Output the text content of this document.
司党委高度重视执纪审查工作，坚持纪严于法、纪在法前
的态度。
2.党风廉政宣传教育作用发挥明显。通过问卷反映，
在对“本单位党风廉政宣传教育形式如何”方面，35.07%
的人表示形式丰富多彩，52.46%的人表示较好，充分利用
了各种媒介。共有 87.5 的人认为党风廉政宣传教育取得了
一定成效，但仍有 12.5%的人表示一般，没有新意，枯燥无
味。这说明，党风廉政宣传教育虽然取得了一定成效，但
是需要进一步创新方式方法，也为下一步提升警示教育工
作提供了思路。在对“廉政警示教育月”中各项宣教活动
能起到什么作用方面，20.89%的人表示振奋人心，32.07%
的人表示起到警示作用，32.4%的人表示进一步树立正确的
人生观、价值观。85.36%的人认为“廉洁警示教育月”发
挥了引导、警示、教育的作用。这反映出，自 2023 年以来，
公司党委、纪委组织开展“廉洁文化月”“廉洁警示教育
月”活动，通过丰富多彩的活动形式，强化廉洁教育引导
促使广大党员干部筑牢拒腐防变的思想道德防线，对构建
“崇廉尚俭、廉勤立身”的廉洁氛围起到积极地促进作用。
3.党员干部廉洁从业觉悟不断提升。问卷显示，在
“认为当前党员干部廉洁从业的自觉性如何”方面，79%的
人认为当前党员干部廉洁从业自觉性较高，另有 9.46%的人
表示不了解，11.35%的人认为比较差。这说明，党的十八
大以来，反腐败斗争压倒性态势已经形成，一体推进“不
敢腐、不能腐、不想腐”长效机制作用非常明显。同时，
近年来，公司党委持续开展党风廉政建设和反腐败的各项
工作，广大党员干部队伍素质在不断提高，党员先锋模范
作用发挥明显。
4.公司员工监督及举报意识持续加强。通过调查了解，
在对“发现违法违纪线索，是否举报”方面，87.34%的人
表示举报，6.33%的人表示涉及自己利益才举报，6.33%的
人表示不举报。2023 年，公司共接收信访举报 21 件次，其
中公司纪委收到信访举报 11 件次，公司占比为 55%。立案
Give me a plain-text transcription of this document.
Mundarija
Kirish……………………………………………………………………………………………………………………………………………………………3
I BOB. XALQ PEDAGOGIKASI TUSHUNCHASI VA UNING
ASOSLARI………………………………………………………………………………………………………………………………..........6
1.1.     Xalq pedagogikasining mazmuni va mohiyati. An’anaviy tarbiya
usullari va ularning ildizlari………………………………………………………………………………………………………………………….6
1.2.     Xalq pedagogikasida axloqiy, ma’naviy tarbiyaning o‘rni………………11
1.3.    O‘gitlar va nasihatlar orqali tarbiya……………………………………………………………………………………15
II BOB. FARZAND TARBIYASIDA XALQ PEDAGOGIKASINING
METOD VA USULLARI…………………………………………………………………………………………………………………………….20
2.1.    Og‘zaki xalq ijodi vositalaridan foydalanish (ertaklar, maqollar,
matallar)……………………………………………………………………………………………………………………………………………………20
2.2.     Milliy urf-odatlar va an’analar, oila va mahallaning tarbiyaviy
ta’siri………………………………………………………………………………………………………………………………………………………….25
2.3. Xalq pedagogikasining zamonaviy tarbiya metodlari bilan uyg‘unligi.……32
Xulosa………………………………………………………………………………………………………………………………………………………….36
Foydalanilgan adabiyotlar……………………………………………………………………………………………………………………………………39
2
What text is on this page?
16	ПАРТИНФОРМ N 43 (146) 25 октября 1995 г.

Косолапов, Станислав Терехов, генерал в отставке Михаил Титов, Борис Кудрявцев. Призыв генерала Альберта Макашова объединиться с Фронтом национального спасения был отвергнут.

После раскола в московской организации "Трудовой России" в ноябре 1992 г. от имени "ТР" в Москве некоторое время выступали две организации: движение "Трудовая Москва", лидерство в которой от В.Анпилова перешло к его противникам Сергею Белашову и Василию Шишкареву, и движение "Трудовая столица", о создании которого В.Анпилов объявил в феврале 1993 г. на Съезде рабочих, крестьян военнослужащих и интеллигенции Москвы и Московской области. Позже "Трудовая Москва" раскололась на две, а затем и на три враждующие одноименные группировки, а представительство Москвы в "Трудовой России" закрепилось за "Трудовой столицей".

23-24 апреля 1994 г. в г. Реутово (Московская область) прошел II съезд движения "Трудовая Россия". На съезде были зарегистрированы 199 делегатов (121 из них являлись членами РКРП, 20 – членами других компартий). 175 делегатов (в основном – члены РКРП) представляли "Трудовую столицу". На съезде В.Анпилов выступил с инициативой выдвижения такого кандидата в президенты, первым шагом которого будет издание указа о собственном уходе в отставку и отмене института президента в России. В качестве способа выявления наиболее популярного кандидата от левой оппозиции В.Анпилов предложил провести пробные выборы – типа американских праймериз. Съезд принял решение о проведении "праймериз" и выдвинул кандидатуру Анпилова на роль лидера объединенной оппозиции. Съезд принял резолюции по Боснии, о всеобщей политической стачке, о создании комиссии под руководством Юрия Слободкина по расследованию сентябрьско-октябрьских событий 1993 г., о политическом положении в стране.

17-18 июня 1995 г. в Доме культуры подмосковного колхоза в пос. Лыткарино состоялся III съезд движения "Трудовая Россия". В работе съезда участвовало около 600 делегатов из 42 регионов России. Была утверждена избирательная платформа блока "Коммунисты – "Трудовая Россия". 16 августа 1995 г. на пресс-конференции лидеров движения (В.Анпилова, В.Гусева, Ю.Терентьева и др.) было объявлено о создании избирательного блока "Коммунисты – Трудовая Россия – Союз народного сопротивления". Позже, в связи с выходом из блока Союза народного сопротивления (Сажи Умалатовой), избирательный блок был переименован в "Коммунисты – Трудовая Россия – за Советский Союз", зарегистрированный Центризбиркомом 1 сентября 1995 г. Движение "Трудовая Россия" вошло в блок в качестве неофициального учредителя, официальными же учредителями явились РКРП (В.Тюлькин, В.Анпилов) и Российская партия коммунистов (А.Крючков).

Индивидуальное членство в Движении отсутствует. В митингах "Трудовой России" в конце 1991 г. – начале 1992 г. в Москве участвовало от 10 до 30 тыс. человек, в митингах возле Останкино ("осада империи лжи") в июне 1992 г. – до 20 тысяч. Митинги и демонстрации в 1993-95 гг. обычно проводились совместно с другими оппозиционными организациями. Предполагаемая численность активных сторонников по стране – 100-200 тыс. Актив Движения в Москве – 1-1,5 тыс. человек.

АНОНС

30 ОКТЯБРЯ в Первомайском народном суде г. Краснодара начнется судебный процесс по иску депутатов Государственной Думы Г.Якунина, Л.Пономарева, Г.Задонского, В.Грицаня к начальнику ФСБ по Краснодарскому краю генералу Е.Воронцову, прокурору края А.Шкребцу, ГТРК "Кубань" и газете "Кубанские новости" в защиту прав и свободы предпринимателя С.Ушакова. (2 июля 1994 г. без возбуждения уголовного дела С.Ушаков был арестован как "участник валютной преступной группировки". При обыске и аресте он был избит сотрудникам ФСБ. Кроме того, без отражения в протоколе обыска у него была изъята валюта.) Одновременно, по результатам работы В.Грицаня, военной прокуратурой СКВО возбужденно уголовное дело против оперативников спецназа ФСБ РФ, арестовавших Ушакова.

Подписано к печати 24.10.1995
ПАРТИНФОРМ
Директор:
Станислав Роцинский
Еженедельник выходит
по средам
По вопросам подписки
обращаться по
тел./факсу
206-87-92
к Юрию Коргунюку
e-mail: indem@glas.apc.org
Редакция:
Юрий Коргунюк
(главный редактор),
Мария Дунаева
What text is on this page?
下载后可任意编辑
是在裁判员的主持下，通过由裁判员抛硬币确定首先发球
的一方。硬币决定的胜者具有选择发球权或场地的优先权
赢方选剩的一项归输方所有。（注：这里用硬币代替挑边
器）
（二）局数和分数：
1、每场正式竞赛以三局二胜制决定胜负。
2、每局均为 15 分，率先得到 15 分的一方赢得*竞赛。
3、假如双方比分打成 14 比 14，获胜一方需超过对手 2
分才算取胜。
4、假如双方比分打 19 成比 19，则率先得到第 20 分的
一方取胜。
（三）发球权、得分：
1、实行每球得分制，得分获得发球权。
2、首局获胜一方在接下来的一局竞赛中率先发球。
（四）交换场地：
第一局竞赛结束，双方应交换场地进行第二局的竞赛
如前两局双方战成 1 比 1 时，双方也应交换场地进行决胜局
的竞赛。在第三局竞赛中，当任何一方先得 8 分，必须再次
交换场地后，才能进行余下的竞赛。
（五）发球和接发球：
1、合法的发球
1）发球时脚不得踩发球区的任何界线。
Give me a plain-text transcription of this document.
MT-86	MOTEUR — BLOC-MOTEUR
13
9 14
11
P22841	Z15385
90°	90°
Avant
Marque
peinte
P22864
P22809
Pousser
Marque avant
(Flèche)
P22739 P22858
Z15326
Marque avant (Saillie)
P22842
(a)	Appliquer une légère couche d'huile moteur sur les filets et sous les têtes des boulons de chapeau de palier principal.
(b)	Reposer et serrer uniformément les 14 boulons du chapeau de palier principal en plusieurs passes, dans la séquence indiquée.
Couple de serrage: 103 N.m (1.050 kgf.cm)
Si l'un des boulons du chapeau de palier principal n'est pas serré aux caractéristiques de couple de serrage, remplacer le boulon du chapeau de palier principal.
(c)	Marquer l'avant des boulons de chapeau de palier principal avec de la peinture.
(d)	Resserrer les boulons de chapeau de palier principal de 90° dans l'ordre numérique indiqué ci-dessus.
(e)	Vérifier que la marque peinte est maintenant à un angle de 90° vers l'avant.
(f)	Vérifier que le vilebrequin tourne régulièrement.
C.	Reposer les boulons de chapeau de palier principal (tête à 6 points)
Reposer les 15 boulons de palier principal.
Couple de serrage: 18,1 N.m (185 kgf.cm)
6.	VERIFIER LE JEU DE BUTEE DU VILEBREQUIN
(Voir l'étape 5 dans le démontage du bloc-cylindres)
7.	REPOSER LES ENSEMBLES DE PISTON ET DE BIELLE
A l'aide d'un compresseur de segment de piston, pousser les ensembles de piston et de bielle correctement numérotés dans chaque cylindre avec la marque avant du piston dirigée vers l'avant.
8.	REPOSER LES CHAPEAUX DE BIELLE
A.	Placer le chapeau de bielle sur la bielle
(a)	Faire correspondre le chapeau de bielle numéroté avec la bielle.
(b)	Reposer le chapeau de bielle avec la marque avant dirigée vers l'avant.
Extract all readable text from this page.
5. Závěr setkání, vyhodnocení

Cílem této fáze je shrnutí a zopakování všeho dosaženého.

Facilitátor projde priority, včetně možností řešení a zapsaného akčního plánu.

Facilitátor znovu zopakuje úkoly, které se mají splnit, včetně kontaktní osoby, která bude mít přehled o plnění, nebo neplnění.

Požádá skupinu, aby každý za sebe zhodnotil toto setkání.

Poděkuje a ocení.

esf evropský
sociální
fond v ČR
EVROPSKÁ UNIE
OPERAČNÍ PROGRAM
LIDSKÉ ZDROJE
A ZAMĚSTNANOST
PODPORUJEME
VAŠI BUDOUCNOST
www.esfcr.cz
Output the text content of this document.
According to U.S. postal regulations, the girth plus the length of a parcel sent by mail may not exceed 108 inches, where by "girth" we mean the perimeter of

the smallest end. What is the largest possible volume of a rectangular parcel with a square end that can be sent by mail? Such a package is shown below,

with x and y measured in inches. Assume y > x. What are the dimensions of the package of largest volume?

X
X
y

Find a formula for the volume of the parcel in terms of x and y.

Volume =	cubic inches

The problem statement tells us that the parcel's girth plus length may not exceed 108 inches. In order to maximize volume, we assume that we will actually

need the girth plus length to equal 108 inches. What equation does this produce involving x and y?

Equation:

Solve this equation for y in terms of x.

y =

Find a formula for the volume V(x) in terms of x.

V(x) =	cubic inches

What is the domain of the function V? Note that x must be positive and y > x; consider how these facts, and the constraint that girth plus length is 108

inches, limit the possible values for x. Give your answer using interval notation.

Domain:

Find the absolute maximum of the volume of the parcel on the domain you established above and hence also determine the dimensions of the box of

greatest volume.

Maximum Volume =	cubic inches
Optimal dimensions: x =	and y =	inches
--
What is expected: What is the number of lines in this material that hold the string "parcel"? Answer with that number only.

Problem solution: 5